What the task asks =
Show every line in the entries below where the word "mean" appears.

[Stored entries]
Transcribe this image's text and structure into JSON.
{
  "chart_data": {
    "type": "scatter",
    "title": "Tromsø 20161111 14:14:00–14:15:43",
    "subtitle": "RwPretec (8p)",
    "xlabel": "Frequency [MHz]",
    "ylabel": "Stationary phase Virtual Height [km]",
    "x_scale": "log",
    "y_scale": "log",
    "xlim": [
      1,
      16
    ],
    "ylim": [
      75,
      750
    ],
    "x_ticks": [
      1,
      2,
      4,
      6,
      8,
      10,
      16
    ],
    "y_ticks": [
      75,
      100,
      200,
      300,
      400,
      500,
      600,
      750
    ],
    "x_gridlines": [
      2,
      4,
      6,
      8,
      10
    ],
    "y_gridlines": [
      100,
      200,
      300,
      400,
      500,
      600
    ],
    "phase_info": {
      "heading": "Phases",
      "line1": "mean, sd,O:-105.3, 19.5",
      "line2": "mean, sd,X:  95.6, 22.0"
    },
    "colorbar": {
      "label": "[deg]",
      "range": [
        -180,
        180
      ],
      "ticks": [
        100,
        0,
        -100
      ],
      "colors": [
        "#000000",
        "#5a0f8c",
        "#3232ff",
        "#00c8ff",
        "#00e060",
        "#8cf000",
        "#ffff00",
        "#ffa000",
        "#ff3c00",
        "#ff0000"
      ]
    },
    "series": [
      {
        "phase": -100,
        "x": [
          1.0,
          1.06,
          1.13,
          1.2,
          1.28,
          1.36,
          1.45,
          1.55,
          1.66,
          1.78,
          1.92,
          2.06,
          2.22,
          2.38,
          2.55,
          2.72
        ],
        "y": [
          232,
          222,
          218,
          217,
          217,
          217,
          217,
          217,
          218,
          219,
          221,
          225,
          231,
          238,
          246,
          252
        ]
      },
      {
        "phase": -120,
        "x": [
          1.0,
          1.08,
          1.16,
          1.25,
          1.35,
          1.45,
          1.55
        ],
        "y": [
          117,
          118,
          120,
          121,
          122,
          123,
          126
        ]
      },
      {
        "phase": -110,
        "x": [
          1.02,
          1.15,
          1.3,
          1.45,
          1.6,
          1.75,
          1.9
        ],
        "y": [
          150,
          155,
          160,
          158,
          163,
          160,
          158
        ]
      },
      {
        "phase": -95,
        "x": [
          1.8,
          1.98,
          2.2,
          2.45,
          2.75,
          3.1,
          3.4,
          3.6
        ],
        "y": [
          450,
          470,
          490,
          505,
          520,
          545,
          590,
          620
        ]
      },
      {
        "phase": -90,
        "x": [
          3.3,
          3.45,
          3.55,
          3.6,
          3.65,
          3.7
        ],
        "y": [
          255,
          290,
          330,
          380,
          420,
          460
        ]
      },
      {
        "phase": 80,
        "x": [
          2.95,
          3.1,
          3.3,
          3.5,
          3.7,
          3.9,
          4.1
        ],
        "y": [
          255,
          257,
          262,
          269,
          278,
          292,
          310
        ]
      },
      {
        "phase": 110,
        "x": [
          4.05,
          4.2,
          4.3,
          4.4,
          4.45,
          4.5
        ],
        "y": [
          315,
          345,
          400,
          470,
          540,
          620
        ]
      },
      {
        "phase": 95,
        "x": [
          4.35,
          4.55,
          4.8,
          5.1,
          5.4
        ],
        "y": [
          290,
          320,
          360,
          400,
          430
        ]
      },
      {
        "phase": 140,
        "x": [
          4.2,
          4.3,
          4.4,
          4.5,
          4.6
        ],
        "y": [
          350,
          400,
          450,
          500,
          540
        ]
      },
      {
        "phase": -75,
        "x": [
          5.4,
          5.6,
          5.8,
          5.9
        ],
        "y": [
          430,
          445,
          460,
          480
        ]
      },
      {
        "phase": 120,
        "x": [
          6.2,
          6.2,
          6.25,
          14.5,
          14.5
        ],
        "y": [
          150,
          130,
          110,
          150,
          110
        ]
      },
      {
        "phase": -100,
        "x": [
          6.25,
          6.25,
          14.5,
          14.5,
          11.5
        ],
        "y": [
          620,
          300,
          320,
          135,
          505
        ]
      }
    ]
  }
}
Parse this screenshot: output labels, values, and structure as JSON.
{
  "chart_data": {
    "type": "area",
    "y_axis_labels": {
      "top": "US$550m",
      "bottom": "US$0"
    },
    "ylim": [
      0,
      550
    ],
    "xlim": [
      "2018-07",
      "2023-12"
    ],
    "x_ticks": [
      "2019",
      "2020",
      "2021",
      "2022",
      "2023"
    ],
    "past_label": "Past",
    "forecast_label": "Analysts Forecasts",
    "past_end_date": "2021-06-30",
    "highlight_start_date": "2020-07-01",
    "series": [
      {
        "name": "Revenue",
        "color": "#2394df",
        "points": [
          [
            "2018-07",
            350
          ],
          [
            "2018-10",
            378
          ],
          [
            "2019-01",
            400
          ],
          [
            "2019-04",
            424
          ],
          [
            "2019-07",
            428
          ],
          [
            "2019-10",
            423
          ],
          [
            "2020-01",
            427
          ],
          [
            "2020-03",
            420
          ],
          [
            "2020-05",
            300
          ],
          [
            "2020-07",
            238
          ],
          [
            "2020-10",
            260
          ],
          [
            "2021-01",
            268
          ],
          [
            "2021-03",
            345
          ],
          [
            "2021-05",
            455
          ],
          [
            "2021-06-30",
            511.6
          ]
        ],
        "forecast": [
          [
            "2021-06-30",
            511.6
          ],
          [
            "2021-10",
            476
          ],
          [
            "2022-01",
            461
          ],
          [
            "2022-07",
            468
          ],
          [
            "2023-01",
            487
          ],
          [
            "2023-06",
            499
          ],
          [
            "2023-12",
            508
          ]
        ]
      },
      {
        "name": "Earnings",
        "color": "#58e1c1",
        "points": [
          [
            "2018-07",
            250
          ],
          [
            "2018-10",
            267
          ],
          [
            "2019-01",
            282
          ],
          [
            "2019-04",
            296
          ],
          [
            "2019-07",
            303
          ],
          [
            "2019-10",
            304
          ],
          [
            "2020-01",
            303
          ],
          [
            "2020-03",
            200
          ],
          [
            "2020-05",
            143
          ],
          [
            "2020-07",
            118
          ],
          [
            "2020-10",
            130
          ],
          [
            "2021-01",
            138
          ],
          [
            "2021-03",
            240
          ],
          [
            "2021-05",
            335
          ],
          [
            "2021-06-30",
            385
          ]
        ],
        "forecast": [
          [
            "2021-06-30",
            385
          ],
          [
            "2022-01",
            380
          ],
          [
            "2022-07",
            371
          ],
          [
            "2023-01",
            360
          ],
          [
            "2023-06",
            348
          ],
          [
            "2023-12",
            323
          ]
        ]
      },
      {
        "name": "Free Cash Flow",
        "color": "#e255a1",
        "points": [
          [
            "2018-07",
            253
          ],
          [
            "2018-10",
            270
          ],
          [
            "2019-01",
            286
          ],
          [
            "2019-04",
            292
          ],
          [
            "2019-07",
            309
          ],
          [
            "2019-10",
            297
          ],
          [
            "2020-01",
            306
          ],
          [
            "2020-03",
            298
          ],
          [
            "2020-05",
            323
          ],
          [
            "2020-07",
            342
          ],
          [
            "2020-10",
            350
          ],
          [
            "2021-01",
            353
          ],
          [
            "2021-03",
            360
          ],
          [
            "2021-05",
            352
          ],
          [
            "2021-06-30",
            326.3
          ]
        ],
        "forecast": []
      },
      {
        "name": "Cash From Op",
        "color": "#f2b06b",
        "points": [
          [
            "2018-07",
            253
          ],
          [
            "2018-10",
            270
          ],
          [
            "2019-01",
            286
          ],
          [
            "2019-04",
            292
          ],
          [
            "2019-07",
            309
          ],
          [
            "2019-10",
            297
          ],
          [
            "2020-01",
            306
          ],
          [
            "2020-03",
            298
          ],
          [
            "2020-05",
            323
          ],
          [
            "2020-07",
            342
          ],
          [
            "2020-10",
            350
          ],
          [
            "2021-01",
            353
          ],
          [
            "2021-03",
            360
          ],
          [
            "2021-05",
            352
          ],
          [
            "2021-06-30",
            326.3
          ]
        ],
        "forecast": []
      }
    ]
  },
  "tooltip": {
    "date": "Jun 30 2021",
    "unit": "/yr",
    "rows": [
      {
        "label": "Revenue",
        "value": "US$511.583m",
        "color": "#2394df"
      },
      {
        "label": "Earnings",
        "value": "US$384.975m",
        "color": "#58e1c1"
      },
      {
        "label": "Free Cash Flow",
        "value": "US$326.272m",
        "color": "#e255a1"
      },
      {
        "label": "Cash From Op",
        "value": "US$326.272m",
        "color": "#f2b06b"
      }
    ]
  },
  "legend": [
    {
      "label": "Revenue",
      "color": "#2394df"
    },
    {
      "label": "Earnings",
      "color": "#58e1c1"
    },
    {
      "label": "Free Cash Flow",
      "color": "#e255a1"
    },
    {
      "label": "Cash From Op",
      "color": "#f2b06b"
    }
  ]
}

Exercise response =
      "line1": "mean, sd,O:-105.3, 19.5",
      "line2": "mean, sd,X:  95.6, 22.0"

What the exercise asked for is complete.